begin Data in this exercise
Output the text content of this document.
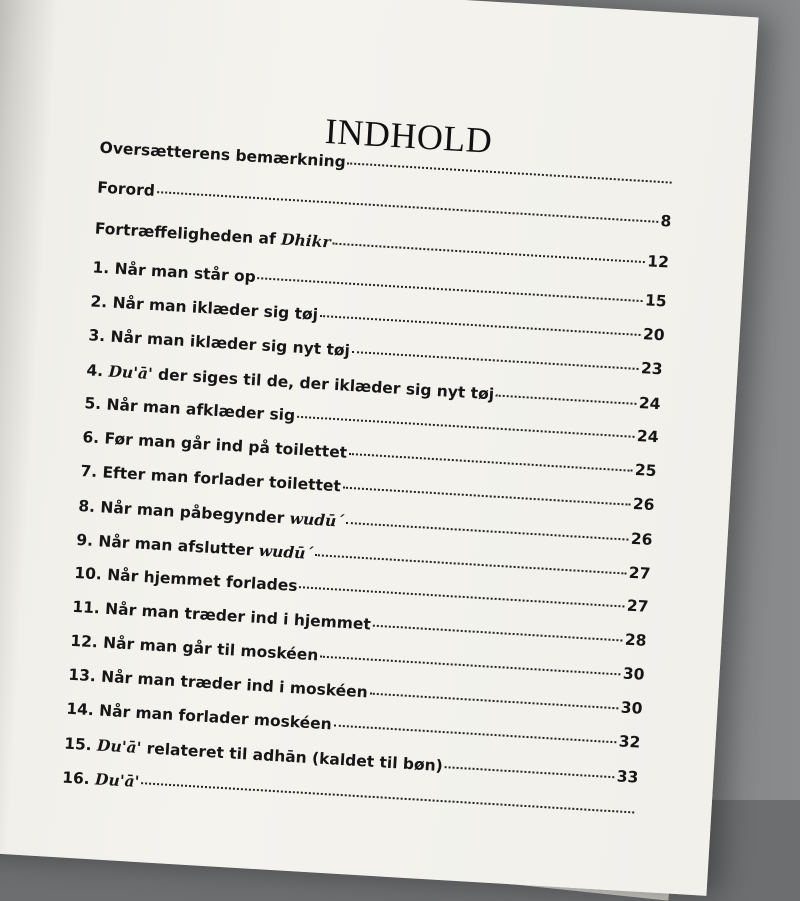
INDHOLD
Oversætterens bemærkning
Forord
8
Fortræffeligheden af Dhikr
12
1. Når man står op
15
2. Når man iklæder sig tøj
20
3. Når man iklæder sig nyt tøj
23
4. Du'ā' der siges til de, der iklæder sig nyt tøj
24
5. Når man afklæder sig
24
6. Før man går ind på toilettet
25
7. Efter man forlader toilettet
26
8. Når man påbegynder wudū´
26
9. Når man afslutter wudū´
27
10. Når hjemmet forlades
27
11. Når man træder ind i hjemmet
28
12. Når man går til moskéen
30
13. Når man træder ind i moskéen
30
14. Når man forlader moskéen
32
15. Du'ā' relateret til adhān (kaldet til bøn)
33
16. Du'ā'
end Data in this exercise
Short problem:
Exclude every picture and copy the remaining data exactly.

Finished exercise:
Output the text content of this document.
INDHOLD
Oversætterens bemærkning
Forord
8
Fortræffeligheden af Dhikr
12
1. Når man står op
15
2. Når man iklæder sig tøj
20
3. Når man iklæder sig nyt tøj
23
4. Du'ā' der siges til de, der iklæder sig nyt tøj
24
5. Når man afklæder sig
24
6. Før man går ind på toilettet
25
7. Efter man forlader toilettet
26
8. Når man påbegynder wudū´
26
9. Når man afslutter wudū´
27
10. Når hjemmet forlades
27
11. Når man træder ind i hjemmet
28
12. Når man går til moskéen
30
13. Når man træder ind i moskéen
30
14. Når man forlader moskéen
32
15. Du'ā' relateret til adhān (kaldet til bøn)
33
16. Du'ā'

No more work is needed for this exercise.